[Begin]

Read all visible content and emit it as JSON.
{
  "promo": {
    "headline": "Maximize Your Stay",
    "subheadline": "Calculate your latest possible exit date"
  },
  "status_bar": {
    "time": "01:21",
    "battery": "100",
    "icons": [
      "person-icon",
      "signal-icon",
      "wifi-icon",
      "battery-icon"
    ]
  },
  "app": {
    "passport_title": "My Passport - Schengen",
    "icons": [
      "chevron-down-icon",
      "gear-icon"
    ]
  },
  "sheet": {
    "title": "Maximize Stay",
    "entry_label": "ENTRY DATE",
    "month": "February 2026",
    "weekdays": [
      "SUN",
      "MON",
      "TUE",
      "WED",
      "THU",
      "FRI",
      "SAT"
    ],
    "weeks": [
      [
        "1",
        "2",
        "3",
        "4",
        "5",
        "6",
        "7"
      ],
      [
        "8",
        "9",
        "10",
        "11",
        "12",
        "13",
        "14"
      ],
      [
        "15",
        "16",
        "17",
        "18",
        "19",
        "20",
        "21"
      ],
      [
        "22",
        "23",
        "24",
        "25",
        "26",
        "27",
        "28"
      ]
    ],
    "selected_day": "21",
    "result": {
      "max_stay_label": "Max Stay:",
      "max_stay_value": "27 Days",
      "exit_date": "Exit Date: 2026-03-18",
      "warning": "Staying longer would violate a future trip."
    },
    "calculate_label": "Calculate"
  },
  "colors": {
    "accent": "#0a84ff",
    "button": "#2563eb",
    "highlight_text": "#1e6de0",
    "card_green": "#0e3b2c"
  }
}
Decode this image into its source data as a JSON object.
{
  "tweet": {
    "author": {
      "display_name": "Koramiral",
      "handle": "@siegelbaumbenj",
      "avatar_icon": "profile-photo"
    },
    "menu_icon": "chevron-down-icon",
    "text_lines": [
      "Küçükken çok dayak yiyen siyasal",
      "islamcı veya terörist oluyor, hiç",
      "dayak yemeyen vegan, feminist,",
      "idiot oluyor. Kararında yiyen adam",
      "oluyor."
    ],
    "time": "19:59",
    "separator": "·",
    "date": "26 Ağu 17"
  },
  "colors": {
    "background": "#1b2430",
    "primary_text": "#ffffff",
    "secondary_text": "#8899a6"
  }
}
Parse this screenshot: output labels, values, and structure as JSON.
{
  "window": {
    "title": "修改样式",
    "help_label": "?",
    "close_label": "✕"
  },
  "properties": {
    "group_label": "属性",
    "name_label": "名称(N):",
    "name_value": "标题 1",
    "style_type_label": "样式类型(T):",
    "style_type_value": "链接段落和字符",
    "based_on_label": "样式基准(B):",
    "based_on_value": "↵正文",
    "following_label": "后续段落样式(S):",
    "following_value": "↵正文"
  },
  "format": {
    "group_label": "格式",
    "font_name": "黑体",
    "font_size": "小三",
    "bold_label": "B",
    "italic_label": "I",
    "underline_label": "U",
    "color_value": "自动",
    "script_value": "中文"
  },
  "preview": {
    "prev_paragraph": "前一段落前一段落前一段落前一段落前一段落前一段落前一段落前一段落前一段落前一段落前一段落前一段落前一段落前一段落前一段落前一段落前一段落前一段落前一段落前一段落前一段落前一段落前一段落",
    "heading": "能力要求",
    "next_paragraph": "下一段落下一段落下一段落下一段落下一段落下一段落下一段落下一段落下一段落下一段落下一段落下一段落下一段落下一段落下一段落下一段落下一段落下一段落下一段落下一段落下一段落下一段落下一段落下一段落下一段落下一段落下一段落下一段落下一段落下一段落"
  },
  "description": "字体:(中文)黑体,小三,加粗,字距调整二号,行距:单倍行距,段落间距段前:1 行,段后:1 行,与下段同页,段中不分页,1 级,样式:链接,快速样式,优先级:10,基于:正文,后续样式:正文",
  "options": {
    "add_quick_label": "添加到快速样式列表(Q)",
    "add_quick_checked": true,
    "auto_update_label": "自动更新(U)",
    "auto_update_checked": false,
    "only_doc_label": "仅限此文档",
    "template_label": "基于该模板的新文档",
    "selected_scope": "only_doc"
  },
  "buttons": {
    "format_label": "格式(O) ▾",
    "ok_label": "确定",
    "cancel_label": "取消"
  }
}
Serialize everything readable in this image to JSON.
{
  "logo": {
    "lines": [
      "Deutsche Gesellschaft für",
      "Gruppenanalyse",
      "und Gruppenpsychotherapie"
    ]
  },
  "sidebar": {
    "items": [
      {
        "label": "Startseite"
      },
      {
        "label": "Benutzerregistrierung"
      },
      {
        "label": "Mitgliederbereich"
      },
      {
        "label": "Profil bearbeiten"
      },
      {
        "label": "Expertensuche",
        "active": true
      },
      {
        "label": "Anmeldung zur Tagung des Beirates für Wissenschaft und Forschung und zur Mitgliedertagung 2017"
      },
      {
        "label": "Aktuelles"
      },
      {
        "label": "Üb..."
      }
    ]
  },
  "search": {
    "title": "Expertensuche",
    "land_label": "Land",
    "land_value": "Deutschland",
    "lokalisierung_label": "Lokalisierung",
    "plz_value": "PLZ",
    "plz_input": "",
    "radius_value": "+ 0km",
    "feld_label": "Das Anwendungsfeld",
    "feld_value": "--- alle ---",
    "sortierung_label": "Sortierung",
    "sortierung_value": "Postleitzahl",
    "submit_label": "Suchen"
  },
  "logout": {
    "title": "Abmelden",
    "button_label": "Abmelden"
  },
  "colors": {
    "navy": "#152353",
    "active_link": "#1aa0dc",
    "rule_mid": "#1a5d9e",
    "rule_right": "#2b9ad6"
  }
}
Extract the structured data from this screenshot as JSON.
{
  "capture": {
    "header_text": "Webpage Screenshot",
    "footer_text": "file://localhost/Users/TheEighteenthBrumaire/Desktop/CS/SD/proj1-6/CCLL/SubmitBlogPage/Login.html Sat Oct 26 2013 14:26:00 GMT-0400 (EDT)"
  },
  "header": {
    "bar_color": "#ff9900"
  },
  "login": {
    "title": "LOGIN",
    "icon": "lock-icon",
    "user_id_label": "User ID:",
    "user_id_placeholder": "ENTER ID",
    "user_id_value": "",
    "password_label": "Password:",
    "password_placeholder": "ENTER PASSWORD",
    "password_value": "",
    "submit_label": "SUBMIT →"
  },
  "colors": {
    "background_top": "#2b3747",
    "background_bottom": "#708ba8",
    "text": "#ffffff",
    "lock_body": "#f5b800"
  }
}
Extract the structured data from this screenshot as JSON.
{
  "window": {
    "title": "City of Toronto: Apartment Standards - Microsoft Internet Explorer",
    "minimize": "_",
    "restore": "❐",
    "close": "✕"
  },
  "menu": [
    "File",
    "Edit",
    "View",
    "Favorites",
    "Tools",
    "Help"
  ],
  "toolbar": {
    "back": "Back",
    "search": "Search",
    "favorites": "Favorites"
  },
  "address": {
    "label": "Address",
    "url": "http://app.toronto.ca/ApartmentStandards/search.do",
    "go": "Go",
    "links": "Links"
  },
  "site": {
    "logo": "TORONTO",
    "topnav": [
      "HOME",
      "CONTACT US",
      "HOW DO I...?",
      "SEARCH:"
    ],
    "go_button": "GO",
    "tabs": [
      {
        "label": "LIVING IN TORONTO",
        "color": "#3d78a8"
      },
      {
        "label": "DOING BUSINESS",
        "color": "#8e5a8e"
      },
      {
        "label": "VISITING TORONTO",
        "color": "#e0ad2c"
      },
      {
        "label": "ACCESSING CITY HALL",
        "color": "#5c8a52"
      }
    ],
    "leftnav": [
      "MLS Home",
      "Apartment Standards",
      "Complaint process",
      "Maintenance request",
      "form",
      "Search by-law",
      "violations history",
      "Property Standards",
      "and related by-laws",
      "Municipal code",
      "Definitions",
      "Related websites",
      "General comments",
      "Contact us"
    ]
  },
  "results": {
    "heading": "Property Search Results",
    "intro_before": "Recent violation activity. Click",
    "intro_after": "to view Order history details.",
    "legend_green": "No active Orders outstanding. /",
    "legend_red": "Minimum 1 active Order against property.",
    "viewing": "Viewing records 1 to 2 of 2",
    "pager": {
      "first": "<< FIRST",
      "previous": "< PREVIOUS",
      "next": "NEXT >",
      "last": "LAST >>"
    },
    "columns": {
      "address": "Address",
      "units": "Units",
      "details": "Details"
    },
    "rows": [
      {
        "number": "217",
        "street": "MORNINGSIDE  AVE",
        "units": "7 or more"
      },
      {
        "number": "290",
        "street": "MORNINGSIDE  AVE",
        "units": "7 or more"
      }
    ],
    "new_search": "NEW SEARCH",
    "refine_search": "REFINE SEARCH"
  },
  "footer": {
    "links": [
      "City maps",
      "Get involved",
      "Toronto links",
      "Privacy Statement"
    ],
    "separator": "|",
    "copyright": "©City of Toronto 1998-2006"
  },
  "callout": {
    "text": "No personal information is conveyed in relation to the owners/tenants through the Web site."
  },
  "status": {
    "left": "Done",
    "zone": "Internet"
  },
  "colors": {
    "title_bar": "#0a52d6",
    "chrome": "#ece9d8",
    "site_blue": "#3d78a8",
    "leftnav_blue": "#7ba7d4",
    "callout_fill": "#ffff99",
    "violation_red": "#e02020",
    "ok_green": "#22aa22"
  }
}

[End]

In the records above, locate every line with the string "Expertensuche" and copy it.

        "label": "Expertensuche",
    "title": "Expertensuche",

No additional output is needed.